[Raw records]
+===+
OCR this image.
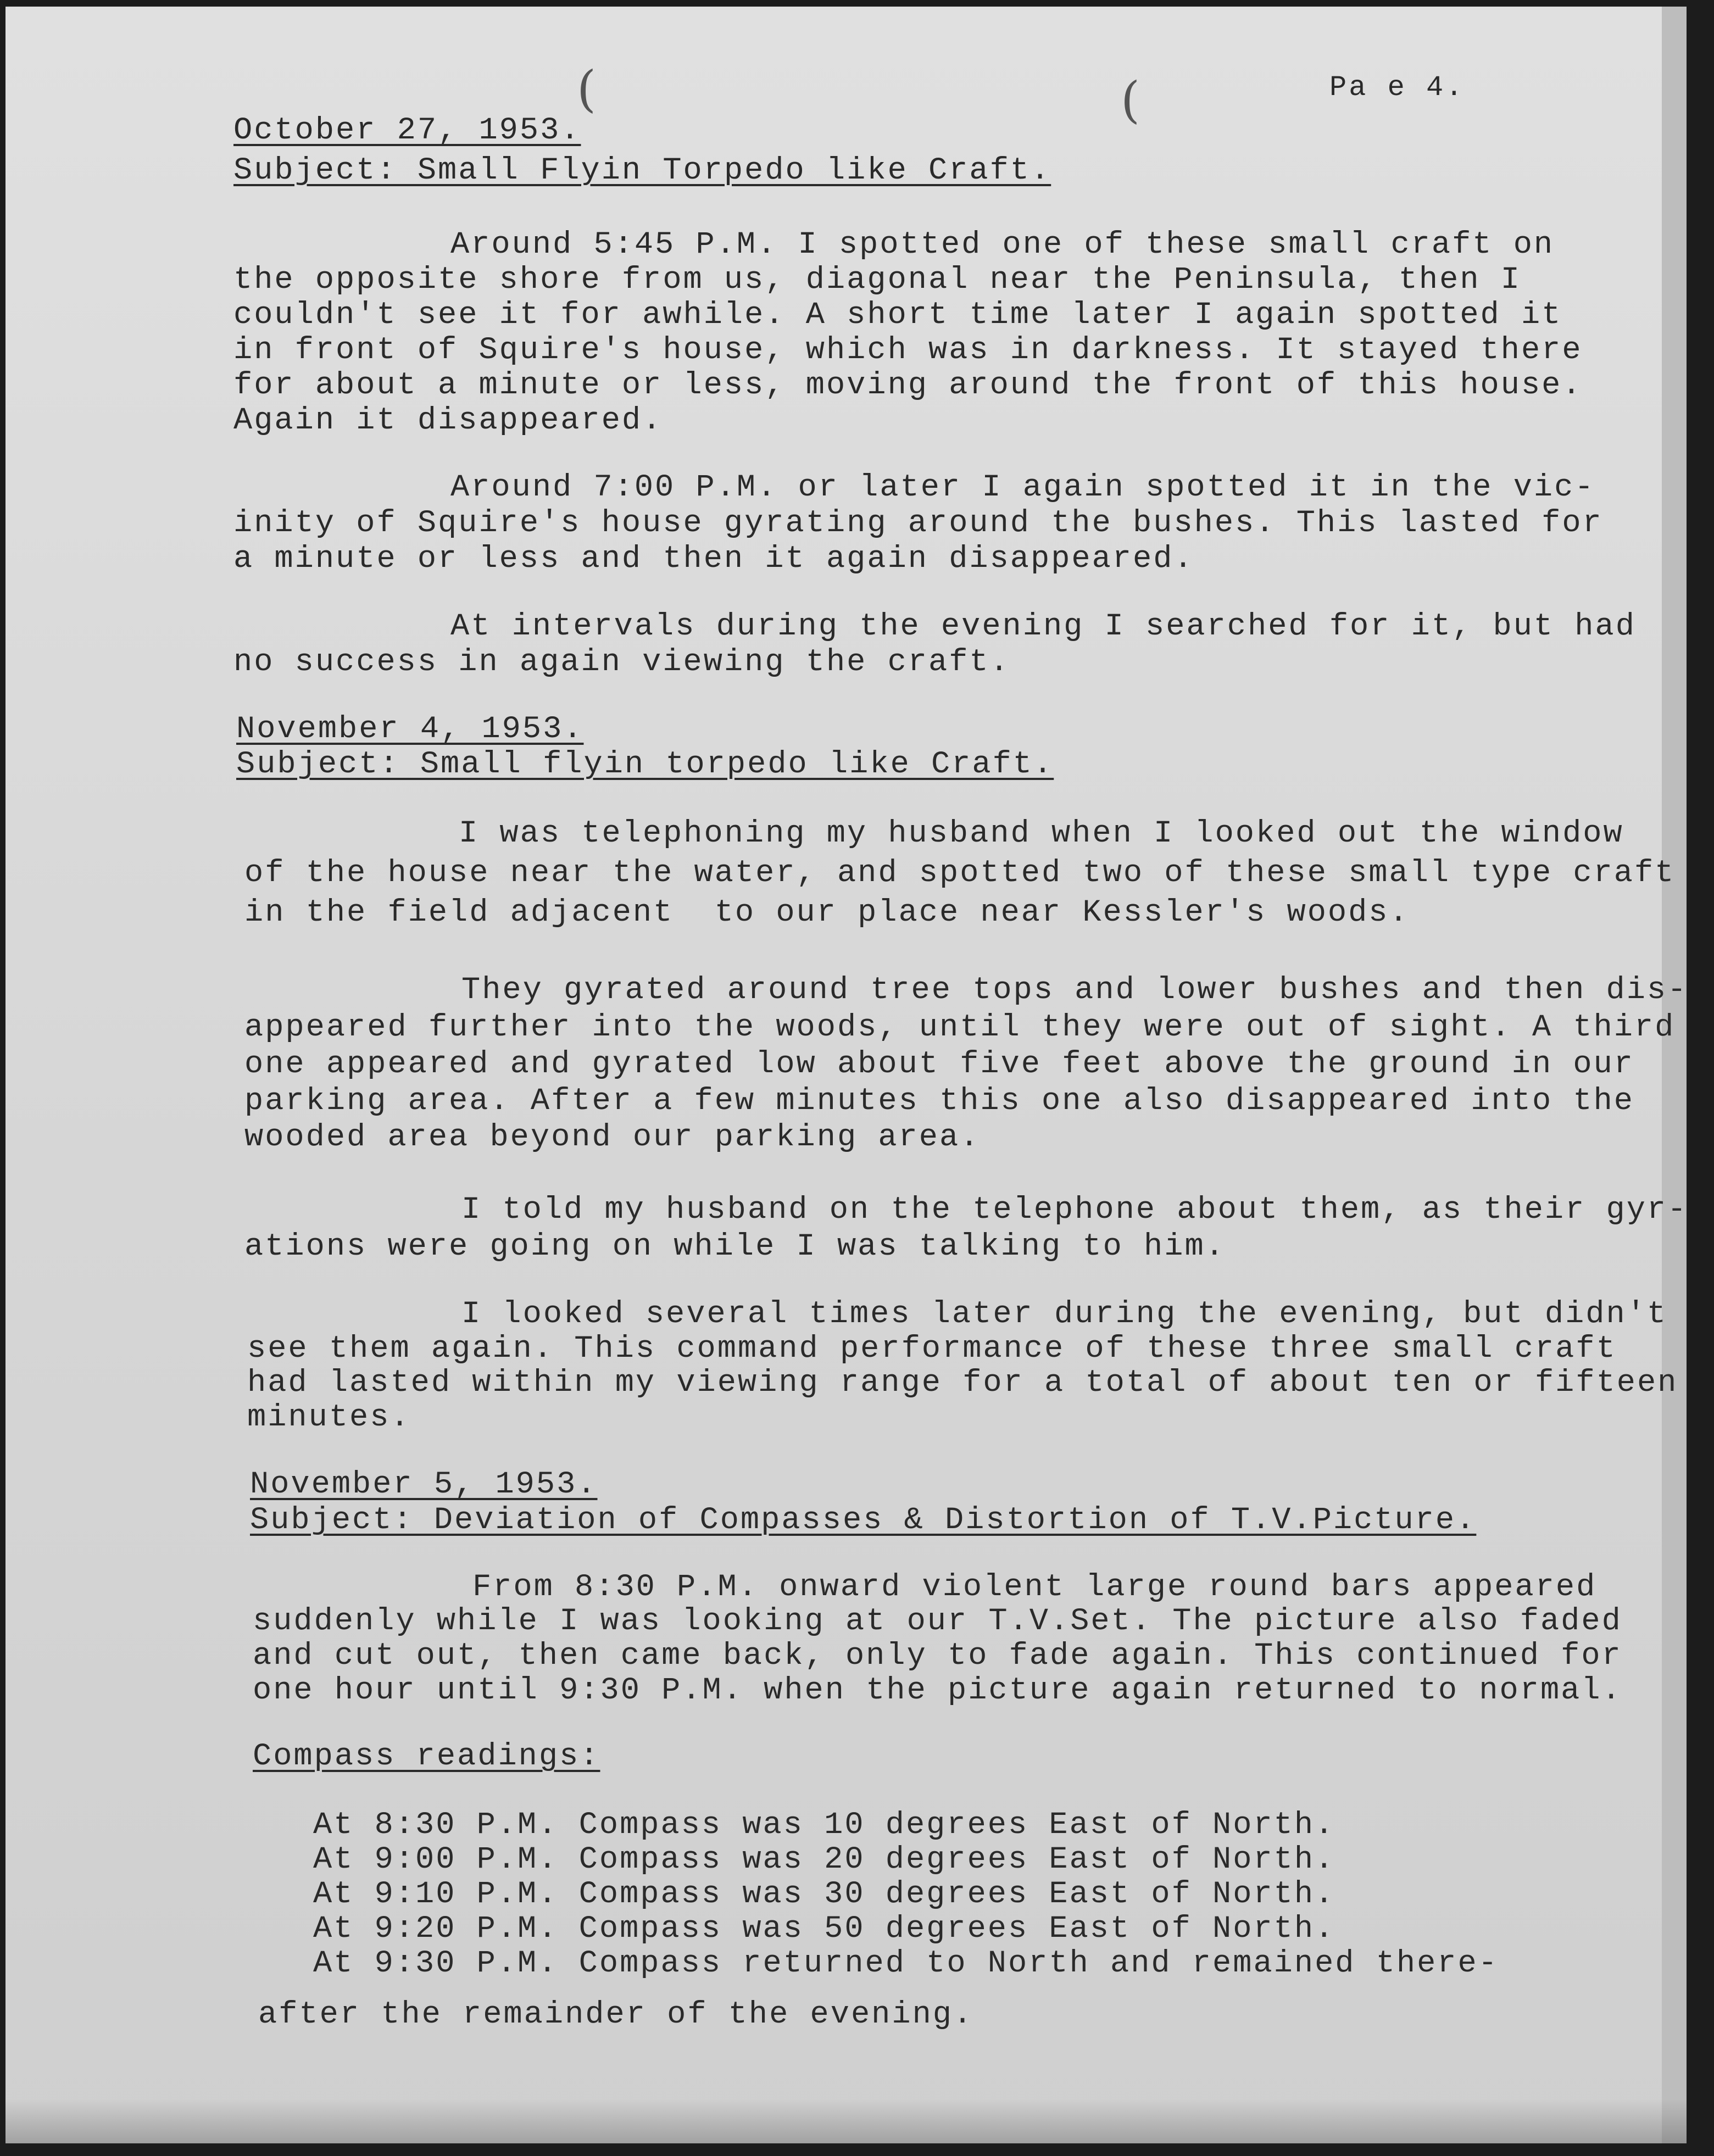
(	(	Pa e 4.
October 27, 1953.
Subject: Small Flyin Torpedo like Craft.
Around 5:45 P.M. I spotted one of these small craft on
the opposite shore from us, diagonal near the Peninsula, then I
couldn't see it for awhile. A short time later I again spotted it
in front of Squire's house, which was in darkness. It stayed there
for about a minute or less, moving around the front of this house.
Again it disappeared.
Around 7:00 P.M. or later I again spotted it in the vic-
inity of Squire's house gyrating around the bushes. This lasted for
a minute or less and then it again disappeared.
At intervals during the evening I searched for it, but had
no success in again viewing the craft.
November 4, 1953.
Subject: Small flyin torpedo like Craft.
I was telephoning my husband when I looked out the window
of the house near the water, and spotted two of these small type craft
in the field adjacent  to our place near Kessler's woods.
They gyrated around tree tops and lower bushes and then dis-
appeared further into the woods, until they were out of sight. A third
one appeared and gyrated low about five feet above the ground in our
parking area. After a few minutes this one also disappeared into the
wooded area beyond our parking area.
I told my husband on the telephone about them, as their gyr-
ations were going on while I was talking to him.
I looked several times later during the evening, but didn't
see them again. This command performance of these three small craft
had lasted within my viewing range for a total of about ten or fifteen
minutes.
November 5, 1953.
Subject: Deviation of Compasses & Distortion of T.V.Picture.
From 8:30 P.M. onward violent large round bars appeared
suddenly while I was looking at our T.V.Set. The picture also faded
and cut out, then came back, only to fade again. This continued for
one hour until 9:30 P.M. when the picture again returned to normal.
Compass readings:
At 8:30 P.M. Compass was 10 degrees East of North.
At 9:00 P.M. Compass was 20 degrees East of North.
At 9:10 P.M. Compass was 30 degrees East of North.
At 9:20 P.M. Compass was 50 degrees East of North.
At 9:30 P.M. Compass returned to North and remained there-
after the remainder of the evening.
+===+
§ **Your objective**:
Keep the pictures out and write out the records exactly.

§ **Result of the exercise**:
OCR this image.
(	(	Pa e 4.
October 27, 1953.
Subject: Small Flyin Torpedo like Craft.
Around 5:45 P.M. I spotted one of these small craft on
the opposite shore from us, diagonal near the Peninsula, then I
couldn't see it for awhile. A short time later I again spotted it
in front of Squire's house, which was in darkness. It stayed there
for about a minute or less, moving around the front of this house.
Again it disappeared.
Around 7:00 P.M. or later I again spotted it in the vic-
inity of Squire's house gyrating around the bushes. This lasted for
a minute or less and then it again disappeared.
At intervals during the evening I searched for it, but had
no success in again viewing the craft.
November 4, 1953.
Subject: Small flyin torpedo like Craft.
I was telephoning my husband when I looked out the window
of the house near the water, and spotted two of these small type craft
in the field adjacent  to our place near Kessler's woods.
They gyrated around tree tops and lower bushes and then dis-
appeared further into the woods, until they were out of sight. A third
one appeared and gyrated low about five feet above the ground in our
parking area. After a few minutes this one also disappeared into the
wooded area beyond our parking area.
I told my husband on the telephone about them, as their gyr-
ations were going on while I was talking to him.
I looked several times later during the evening, but didn't
see them again. This command performance of these three small craft
had lasted within my viewing range for a total of about ten or fifteen
minutes.
November 5, 1953.
Subject: Deviation of Compasses & Distortion of T.V.Picture.
From 8:30 P.M. onward violent large round bars appeared
suddenly while I was looking at our T.V.Set. The picture also faded
and cut out, then came back, only to fade again. This continued for
one hour until 9:30 P.M. when the picture again returned to normal.
Compass readings:
At 8:30 P.M. Compass was 10 degrees East of North.
At 9:00 P.M. Compass was 20 degrees East of North.
At 9:10 P.M. Compass was 30 degrees East of North.
At 9:20 P.M. Compass was 50 degrees East of North.
At 9:30 P.M. Compass returned to North and remained there-
after the remainder of the evening.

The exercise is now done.